Extracted material —
══════════

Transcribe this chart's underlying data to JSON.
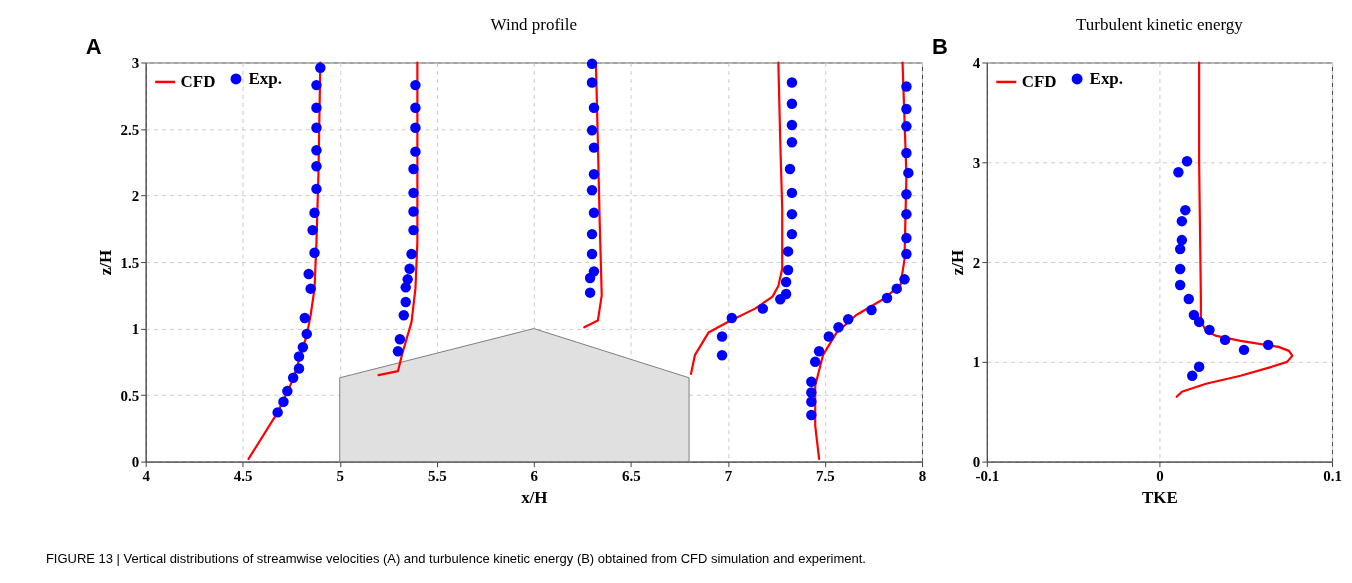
{
  "chart_data": [
    {
      "type": "line",
      "title": "Wind profile",
      "xlabel": "x/H",
      "ylabel": "z/H",
      "xlim": [
        4,
        8
      ],
      "ylim": [
        0,
        3
      ],
      "xticks": [
        4,
        4.5,
        5,
        5.5,
        6,
        6.5,
        7,
        7.5,
        8
      ],
      "yticks": [
        0,
        0.5,
        1,
        1.5,
        2,
        2.5,
        3
      ],
      "grid": true,
      "legend": "top left",
      "line_style": "solid",
      "annotations": [
        "A",
        "FIGURE 13 | Vertical distributions of streamwise velocities (A) and turbulence kinetic energy (B) obtained from CFD simulation and experiment."
      ],
      "series": [
        {
          "type": "area",
          "color": "#e0e0e0",
          "x": [
            5,
            6,
            6.8
          ],
          "values": [
            0.63,
            1,
            0.63
          ]
        },
        {
          "name": "CFD",
          "color": "#ff0000",
          "x": [
            4.53,
            4.68,
            4.76,
            4.83,
            4.85,
            4.87,
            4.88,
            4.89,
            4.9
          ],
          "values": [
            0.02,
            0.37,
            0.62,
            0.95,
            1.1,
            1.3,
            1.65,
            2.15,
            3.0
          ]
        },
        {
          "color": "#ff0000",
          "x": [
            5.2,
            5.3,
            5.32,
            5.37,
            5.39,
            5.4,
            5.4
          ],
          "values": [
            0.65,
            0.68,
            0.8,
            1.05,
            1.3,
            1.65,
            3.0
          ]
        },
        {
          "color": "#ff0000",
          "x": [
            6.26,
            6.33,
            6.35,
            6.34,
            6.33,
            6.32
          ],
          "values": [
            1.01,
            1.06,
            1.25,
            1.77,
            2.4,
            3.0
          ]
        },
        {
          "color": "#ff0000",
          "x": [
            6.81,
            6.83,
            6.9,
            7.0,
            7.14,
            7.23,
            7.26,
            7.28,
            7.28,
            7.27,
            7.26
          ],
          "values": [
            0.66,
            0.8,
            0.97,
            1.05,
            1.15,
            1.24,
            1.32,
            1.45,
            1.9,
            2.4,
            3.0
          ]
        },
        {
          "color": "#ff0000",
          "x": [
            7.47,
            7.45,
            7.45,
            7.49,
            7.56,
            7.66,
            7.8,
            7.89,
            7.91,
            7.92,
            7.9
          ],
          "values": [
            0.02,
            0.27,
            0.57,
            0.8,
            0.97,
            1.1,
            1.22,
            1.33,
            1.52,
            2.15,
            3.0
          ]
        },
        {
          "type": "scatter",
          "marker": "circle",
          "name": "Exp.",
          "color": "#0000ff",
          "x": [
            4.9,
            4.88,
            4.88,
            4.88,
            4.88,
            4.88,
            4.88,
            4.87,
            4.86,
            4.87,
            4.84,
            4.85,
            4.82,
            4.83,
            4.81,
            4.79,
            4.79,
            4.76,
            4.73,
            4.71,
            4.68
          ],
          "values": [
            2.96,
            2.83,
            2.66,
            2.51,
            2.34,
            2.22,
            2.05,
            1.87,
            1.74,
            1.57,
            1.41,
            1.3,
            1.08,
            0.96,
            0.86,
            0.79,
            0.7,
            0.63,
            0.53,
            0.45,
            0.37
          ]
        },
        {
          "type": "scatter",
          "marker": "circle",
          "color": "#0000ff",
          "x": [
            5.39,
            5.39,
            5.39,
            5.39,
            5.38,
            5.38,
            5.38,
            5.38,
            5.37,
            5.36,
            5.35,
            5.34,
            5.34,
            5.33,
            5.31,
            5.3
          ],
          "values": [
            2.83,
            2.66,
            2.51,
            2.33,
            2.2,
            2.02,
            1.88,
            1.74,
            1.56,
            1.45,
            1.37,
            1.31,
            1.2,
            1.1,
            0.92,
            0.83
          ]
        },
        {
          "type": "scatter",
          "marker": "circle",
          "color": "#0000ff",
          "x": [
            6.3,
            6.3,
            6.31,
            6.3,
            6.31,
            6.31,
            6.3,
            6.31,
            6.3,
            6.3,
            6.31,
            6.29,
            6.29
          ],
          "values": [
            2.99,
            2.85,
            2.66,
            2.49,
            2.36,
            2.16,
            2.04,
            1.87,
            1.71,
            1.56,
            1.43,
            1.38,
            1.27
          ]
        },
        {
          "type": "scatter",
          "marker": "circle",
          "color": "#0000ff",
          "x": [
            7.33,
            7.33,
            7.33,
            7.33,
            7.32,
            7.33,
            7.33,
            7.33,
            7.31,
            7.31,
            7.3,
            7.3,
            7.27,
            7.18,
            7.02,
            6.97,
            6.97
          ],
          "values": [
            2.85,
            2.69,
            2.53,
            2.4,
            2.2,
            2.02,
            1.86,
            1.71,
            1.58,
            1.44,
            1.35,
            1.26,
            1.22,
            1.15,
            1.08,
            0.94,
            0.8
          ]
        },
        {
          "type": "scatter",
          "marker": "circle",
          "color": "#0000ff",
          "x": [
            7.92,
            7.92,
            7.92,
            7.92,
            7.93,
            7.92,
            7.92,
            7.92,
            7.92,
            7.91,
            7.87,
            7.82,
            7.74,
            7.62,
            7.57,
            7.52,
            7.47,
            7.45,
            7.43,
            7.43,
            7.43,
            7.43
          ],
          "values": [
            2.82,
            2.65,
            2.52,
            2.32,
            2.17,
            2.01,
            1.86,
            1.68,
            1.56,
            1.37,
            1.3,
            1.23,
            1.14,
            1.07,
            1.01,
            0.94,
            0.83,
            0.75,
            0.6,
            0.52,
            0.45,
            0.35
          ]
        }
      ]
    },
    {
      "type": "line",
      "title": "Turbulent kinetic energy",
      "xlabel": "TKE",
      "ylabel": "z/H",
      "xlim": [
        -0.1,
        0.1
      ],
      "ylim": [
        0,
        4
      ],
      "xticks": [
        -0.1,
        0,
        0.1
      ],
      "yticks": [
        0,
        1,
        2,
        3,
        4
      ],
      "grid": true,
      "legend": "top left",
      "line_style": "solid",
      "annotations": [
        "B"
      ],
      "series": [
        {
          "name": "CFD",
          "color": "#ff0000",
          "x": [
            0.01,
            0.013,
            0.027,
            0.047,
            0.065,
            0.074,
            0.077,
            0.075,
            0.069,
            0.047,
            0.033,
            0.027,
            0.024,
            0.024,
            0.023,
            0.023
          ],
          "values": [
            0.65,
            0.7,
            0.78,
            0.86,
            0.95,
            1.0,
            1.06,
            1.11,
            1.15,
            1.21,
            1.26,
            1.31,
            1.41,
            1.66,
            2.99,
            4.0
          ]
        },
        {
          "type": "scatter",
          "marker": "circle",
          "name": "Exp.",
          "color": "#0000ff",
          "x": [
            0.016,
            0.011,
            0.015,
            0.013,
            0.013,
            0.012,
            0.012,
            0.012,
            0.017,
            0.02,
            0.023,
            0.029,
            0.038,
            0.049,
            0.063,
            0.023,
            0.019
          ],
          "values": [
            3.01,
            2.9,
            2.52,
            2.41,
            2.22,
            2.13,
            1.93,
            1.77,
            1.63,
            1.47,
            1.4,
            1.32,
            1.22,
            1.12,
            1.17,
            0.95,
            0.86
          ]
        }
      ]
    }
  ]
}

══════════

Short problem — Take every line from the records above that has the word "title" and copy it.

Task solution —
      "title": "Wind profile",
      "title": "Turbulent kinetic energy",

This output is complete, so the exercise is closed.